(Items listed in a dataset)
*****
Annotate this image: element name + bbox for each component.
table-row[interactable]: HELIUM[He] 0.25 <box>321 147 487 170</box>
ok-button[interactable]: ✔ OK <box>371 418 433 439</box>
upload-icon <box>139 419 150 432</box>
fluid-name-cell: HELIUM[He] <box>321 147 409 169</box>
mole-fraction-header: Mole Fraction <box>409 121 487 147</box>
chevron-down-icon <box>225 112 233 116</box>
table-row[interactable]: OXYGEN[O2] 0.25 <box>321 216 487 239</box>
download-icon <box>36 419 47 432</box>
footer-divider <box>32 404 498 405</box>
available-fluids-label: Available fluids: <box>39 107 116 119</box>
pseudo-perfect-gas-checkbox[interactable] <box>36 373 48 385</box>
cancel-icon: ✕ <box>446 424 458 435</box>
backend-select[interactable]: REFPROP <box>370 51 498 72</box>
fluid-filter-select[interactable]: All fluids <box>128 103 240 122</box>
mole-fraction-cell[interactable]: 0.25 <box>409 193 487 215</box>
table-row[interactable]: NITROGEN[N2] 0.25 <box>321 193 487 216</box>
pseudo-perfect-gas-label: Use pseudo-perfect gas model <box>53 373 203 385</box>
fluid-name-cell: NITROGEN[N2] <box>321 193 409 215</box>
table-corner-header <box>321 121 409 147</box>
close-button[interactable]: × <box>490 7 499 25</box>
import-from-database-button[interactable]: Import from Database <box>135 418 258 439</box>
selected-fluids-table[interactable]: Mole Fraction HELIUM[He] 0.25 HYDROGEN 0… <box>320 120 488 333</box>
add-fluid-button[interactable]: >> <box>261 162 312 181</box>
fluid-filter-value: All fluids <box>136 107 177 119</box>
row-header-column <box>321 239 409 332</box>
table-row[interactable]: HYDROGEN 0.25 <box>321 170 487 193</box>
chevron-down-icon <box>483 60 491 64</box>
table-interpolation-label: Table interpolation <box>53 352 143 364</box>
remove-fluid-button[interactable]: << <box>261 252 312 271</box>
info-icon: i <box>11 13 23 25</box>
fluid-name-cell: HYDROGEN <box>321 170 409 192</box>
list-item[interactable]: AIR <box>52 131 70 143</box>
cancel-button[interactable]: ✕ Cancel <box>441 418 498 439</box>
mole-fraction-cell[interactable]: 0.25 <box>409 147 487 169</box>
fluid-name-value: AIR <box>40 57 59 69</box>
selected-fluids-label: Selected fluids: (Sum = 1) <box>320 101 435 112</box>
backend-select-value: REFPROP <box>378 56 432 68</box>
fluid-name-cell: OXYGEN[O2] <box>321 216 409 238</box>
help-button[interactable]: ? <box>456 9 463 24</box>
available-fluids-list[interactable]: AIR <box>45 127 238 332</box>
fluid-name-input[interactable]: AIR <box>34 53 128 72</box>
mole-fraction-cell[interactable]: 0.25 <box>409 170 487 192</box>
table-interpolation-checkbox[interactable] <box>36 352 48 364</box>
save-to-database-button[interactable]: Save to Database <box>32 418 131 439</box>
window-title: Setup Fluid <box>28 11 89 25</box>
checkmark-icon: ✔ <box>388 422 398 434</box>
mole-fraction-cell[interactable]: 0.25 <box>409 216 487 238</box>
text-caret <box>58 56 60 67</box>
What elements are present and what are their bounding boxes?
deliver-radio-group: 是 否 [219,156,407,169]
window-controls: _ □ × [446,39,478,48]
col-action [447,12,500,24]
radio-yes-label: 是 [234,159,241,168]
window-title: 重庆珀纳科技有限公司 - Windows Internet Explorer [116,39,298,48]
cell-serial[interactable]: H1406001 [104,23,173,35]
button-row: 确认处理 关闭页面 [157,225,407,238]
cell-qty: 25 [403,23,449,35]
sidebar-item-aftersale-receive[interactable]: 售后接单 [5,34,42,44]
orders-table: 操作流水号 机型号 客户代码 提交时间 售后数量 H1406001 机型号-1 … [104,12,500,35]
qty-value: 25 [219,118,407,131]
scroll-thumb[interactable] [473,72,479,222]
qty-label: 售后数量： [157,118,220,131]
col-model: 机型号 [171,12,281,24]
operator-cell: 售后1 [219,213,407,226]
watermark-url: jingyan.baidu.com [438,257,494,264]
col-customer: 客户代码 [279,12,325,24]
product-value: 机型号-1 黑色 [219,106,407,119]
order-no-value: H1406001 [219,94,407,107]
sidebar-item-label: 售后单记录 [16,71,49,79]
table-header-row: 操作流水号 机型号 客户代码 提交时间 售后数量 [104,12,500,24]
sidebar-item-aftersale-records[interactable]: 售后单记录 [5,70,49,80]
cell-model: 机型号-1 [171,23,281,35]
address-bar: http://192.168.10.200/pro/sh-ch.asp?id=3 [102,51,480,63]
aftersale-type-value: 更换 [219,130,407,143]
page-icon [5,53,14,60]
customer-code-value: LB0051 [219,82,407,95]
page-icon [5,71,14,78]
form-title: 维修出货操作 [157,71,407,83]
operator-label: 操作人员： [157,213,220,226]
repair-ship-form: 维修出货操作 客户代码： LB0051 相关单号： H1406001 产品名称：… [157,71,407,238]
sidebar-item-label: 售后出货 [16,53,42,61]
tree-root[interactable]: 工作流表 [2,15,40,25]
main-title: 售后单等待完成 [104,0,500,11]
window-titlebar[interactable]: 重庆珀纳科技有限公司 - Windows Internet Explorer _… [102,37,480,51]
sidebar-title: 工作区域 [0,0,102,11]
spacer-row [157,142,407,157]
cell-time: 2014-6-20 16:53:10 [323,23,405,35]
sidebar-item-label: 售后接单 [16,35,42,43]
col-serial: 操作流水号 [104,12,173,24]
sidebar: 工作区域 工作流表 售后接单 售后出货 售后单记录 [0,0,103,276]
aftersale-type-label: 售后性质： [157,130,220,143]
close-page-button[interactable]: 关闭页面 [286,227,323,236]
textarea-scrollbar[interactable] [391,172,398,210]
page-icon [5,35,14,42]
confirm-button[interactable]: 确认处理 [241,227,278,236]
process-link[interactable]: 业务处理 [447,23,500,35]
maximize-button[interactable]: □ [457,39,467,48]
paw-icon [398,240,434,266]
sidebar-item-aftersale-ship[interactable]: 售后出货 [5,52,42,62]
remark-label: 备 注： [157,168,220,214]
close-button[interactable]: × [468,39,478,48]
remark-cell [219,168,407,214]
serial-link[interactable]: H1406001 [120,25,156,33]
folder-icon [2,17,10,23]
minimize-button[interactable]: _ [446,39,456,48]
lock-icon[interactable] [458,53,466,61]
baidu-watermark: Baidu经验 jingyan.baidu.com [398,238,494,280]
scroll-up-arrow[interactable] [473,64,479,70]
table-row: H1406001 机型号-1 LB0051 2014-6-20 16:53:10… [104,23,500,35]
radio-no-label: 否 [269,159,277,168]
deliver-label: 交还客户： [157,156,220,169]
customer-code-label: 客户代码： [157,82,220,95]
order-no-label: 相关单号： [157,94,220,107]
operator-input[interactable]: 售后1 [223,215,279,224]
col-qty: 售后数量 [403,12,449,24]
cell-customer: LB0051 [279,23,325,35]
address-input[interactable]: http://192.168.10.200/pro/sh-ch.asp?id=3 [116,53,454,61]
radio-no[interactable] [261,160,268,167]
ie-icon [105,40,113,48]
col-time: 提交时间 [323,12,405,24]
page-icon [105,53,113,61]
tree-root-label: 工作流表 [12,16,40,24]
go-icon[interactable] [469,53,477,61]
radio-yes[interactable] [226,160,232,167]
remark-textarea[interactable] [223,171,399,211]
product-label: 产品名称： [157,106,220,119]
*****
• Written request:
Reproduce these lines of data exactly, covering all of the data.

• Exercise answer:
Annotate this image: element name + bbox for each component.
table-row[interactable]: HELIUM[He] 0.25 <box>321 147 487 170</box>
ok-button[interactable]: ✔ OK <box>371 418 433 439</box>
upload-icon <box>139 419 150 432</box>
fluid-name-cell: HELIUM[He] <box>321 147 409 169</box>
mole-fraction-header: Mole Fraction <box>409 121 487 147</box>
chevron-down-icon <box>225 112 233 116</box>
table-row[interactable]: OXYGEN[O2] 0.25 <box>321 216 487 239</box>
download-icon <box>36 419 47 432</box>
footer-divider <box>32 404 498 405</box>
available-fluids-label: Available fluids: <box>39 107 116 119</box>
pseudo-perfect-gas-checkbox[interactable] <box>36 373 48 385</box>
cancel-icon: ✕ <box>446 424 458 435</box>
backend-select[interactable]: REFPROP <box>370 51 498 72</box>
fluid-filter-select[interactable]: All fluids <box>128 103 240 122</box>
mole-fraction-cell[interactable]: 0.25 <box>409 193 487 215</box>
table-row[interactable]: NITROGEN[N2] 0.25 <box>321 193 487 216</box>
pseudo-perfect-gas-label: Use pseudo-perfect gas model <box>53 373 203 385</box>
fluid-name-cell: NITROGEN[N2] <box>321 193 409 215</box>
table-corner-header <box>321 121 409 147</box>
close-button[interactable]: × <box>490 7 499 25</box>
import-from-database-button[interactable]: Import from Database <box>135 418 258 439</box>
selected-fluids-table[interactable]: Mole Fraction HELIUM[He] 0.25 HYDROGEN 0… <box>320 120 488 333</box>
add-fluid-button[interactable]: >> <box>261 162 312 181</box>
fluid-filter-value: All fluids <box>136 107 177 119</box>
row-header-column <box>321 239 409 332</box>
table-row[interactable]: HYDROGEN 0.25 <box>321 170 487 193</box>
chevron-down-icon <box>483 60 491 64</box>
table-interpolation-label: Table interpolation <box>53 352 143 364</box>
remove-fluid-button[interactable]: << <box>261 252 312 271</box>
info-icon: i <box>11 13 23 25</box>
fluid-name-cell: HYDROGEN <box>321 170 409 192</box>
list-item[interactable]: AIR <box>52 131 70 143</box>
cancel-button[interactable]: ✕ Cancel <box>441 418 498 439</box>
mole-fraction-cell[interactable]: 0.25 <box>409 147 487 169</box>
fluid-name-value: AIR <box>40 57 59 69</box>
selected-fluids-label: Selected fluids: (Sum = 1) <box>320 101 435 112</box>
backend-select-value: REFPROP <box>378 56 432 68</box>
fluid-name-cell: OXYGEN[O2] <box>321 216 409 238</box>
help-button[interactable]: ? <box>456 9 463 24</box>
available-fluids-list[interactable]: AIR <box>45 127 238 332</box>
fluid-name-input[interactable]: AIR <box>34 53 128 72</box>
mole-fraction-cell[interactable]: 0.25 <box>409 170 487 192</box>
table-interpolation-checkbox[interactable] <box>36 352 48 364</box>
save-to-database-button[interactable]: Save to Database <box>32 418 131 439</box>
window-title: Setup Fluid <box>28 11 89 25</box>
checkmark-icon: ✔ <box>388 422 398 434</box>
mole-fraction-cell[interactable]: 0.25 <box>409 216 487 238</box>
text-caret <box>58 56 60 67</box>
What elements are present and what are their bounding boxes?
deliver-radio-group: 是 否 [219,156,407,169]
window-controls: _ □ × [446,39,478,48]
col-action [447,12,500,24]
radio-yes-label: 是 [234,159,241,168]
window-title: 重庆珀纳科技有限公司 - Windows Internet Explorer [116,39,298,48]
cell-serial[interactable]: H1406001 [104,23,173,35]
button-row: 确认处理 关闭页面 [157,225,407,238]
cell-qty: 25 [403,23,449,35]
sidebar-item-aftersale-receive[interactable]: 售后接单 [5,34,42,44]
orders-table: 操作流水号 机型号 客户代码 提交时间 售后数量 H1406001 机型号-1 … [104,12,500,35]
qty-value: 25 [219,118,407,131]
scroll-thumb[interactable] [473,72,479,222]
qty-label: 售后数量： [157,118,220,131]
col-model: 机型号 [171,12,281,24]
operator-cell: 售后1 [219,213,407,226]
watermark-url: jingyan.baidu.com [438,257,494,264]
col-customer: 客户代码 [279,12,325,24]
product-value: 机型号-1 黑色 [219,106,407,119]
order-no-value: H1406001 [219,94,407,107]
sidebar-item-label: 售后单记录 [16,71,49,79]
table-header-row: 操作流水号 机型号 客户代码 提交时间 售后数量 [104,12,500,24]
sidebar-item-aftersale-records[interactable]: 售后单记录 [5,70,49,80]
cell-model: 机型号-1 [171,23,281,35]
address-bar: http://192.168.10.200/pro/sh-ch.asp?id=3 [102,51,480,63]
aftersale-type-value: 更换 [219,130,407,143]
page-icon [5,53,14,60]
customer-code-value: LB0051 [219,82,407,95]
page-icon [5,71,14,78]
form-title: 维修出货操作 [157,71,407,83]
operator-label: 操作人员： [157,213,220,226]
repair-ship-form: 维修出货操作 客户代码： LB0051 相关单号： H1406001 产品名称：… [157,71,407,238]
sidebar-item-label: 售后出货 [16,53,42,61]
tree-root[interactable]: 工作流表 [2,15,40,25]
main-title: 售后单等待完成 [104,0,500,11]
window-titlebar[interactable]: 重庆珀纳科技有限公司 - Windows Internet Explorer _… [102,37,480,51]
sidebar-title: 工作区域 [0,0,102,11]
spacer-row [157,142,407,157]
cell-time: 2014-6-20 16:53:10 [323,23,405,35]
sidebar-item-label: 售后接单 [16,35,42,43]
col-serial: 操作流水号 [104,12,173,24]
sidebar: 工作区域 工作流表 售后接单 售后出货 售后单记录 [0,0,103,276]
aftersale-type-label: 售后性质： [157,130,220,143]
close-page-button[interactable]: 关闭页面 [286,227,323,236]
textarea-scrollbar[interactable] [391,172,398,210]
page-icon [5,35,14,42]
confirm-button[interactable]: 确认处理 [241,227,278,236]
process-link[interactable]: 业务处理 [447,23,500,35]
maximize-button[interactable]: □ [457,39,467,48]
paw-icon [398,240,434,266]
sidebar-item-aftersale-ship[interactable]: 售后出货 [5,52,42,62]
remark-label: 备 注： [157,168,220,214]
close-button[interactable]: × [468,39,478,48]
remark-cell [219,168,407,214]
serial-link[interactable]: H1406001 [120,25,156,33]
folder-icon [2,17,10,23]
minimize-button[interactable]: _ [446,39,456,48]
lock-icon[interactable] [458,53,466,61]
baidu-watermark: Baidu经验 jingyan.baidu.com [398,238,494,280]
scroll-up-arrow[interactable] [473,64,479,70]
table-row: H1406001 机型号-1 LB0051 2014-6-20 16:53:10… [104,23,500,35]
radio-no-label: 否 [269,159,277,168]
deliver-label: 交还客户： [157,156,220,169]
customer-code-label: 客户代码： [157,82,220,95]
order-no-label: 相关单号： [157,94,220,107]
operator-input[interactable]: 售后1 [223,215,279,224]
col-qty: 售后数量 [403,12,449,24]
cell-customer: LB0051 [279,23,325,35]
address-input[interactable]: http://192.168.10.200/pro/sh-ch.asp?id=3 [116,53,454,61]
radio-no[interactable] [261,160,268,167]
ie-icon [105,40,113,48]
col-time: 提交时间 [323,12,405,24]
page-icon [105,53,113,61]
tree-root-label: 工作流表 [12,16,40,24]
go-icon[interactable] [469,53,477,61]
radio-yes[interactable] [226,160,232,167]
remark-textarea[interactable] [223,171,399,211]
product-label: 产品名称： [157,106,220,119]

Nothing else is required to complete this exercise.